begin

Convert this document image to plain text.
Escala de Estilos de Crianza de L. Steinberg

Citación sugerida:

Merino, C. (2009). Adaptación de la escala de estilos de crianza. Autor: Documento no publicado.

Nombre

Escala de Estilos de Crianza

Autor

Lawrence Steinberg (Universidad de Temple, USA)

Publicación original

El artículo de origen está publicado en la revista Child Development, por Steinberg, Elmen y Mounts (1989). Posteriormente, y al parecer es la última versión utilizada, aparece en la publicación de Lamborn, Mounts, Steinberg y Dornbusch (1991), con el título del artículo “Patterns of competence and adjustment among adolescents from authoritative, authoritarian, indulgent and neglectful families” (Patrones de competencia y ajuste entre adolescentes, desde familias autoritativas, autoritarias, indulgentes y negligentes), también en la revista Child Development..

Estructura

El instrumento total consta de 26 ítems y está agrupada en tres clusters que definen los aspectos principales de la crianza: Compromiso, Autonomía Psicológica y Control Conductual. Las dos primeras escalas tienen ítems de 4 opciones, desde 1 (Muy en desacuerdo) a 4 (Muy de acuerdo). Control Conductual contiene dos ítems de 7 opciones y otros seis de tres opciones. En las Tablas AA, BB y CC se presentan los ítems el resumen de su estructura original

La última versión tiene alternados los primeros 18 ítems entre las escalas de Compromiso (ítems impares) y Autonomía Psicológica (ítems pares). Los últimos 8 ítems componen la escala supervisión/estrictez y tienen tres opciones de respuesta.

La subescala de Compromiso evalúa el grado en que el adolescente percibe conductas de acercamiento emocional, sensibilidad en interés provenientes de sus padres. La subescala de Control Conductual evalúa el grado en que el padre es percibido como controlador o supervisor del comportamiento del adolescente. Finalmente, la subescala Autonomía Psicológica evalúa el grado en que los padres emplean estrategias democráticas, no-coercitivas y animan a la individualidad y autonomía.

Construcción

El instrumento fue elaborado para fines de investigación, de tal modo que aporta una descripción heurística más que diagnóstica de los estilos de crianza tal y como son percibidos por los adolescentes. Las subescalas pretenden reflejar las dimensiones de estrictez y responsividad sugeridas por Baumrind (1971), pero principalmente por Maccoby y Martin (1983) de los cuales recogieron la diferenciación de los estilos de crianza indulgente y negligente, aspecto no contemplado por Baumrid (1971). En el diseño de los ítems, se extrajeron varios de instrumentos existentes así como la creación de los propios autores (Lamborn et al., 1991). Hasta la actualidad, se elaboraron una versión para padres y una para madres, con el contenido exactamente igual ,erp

end

*TASK DESCRIPTION:*
Using the material above, report each line where "original" occurs.

*COMPLETED TASK:*
Publicación original
El instrumento total consta de 26 ítems y está agrupada en tres clusters que definen los aspectos principales de la crianza: Compromiso, Autonomía Psicológica y Control Conductual. Las dos primeras escalas tienen ítems de 4 opciones, desde 1 (Muy en desacuerdo) a 4 (Muy de acuerdo). Control Conductual contiene dos ítems de 7 opciones y otros seis de tres opciones. En las Tablas AA, BB y CC se presentan los ítems el resumen de su estructura original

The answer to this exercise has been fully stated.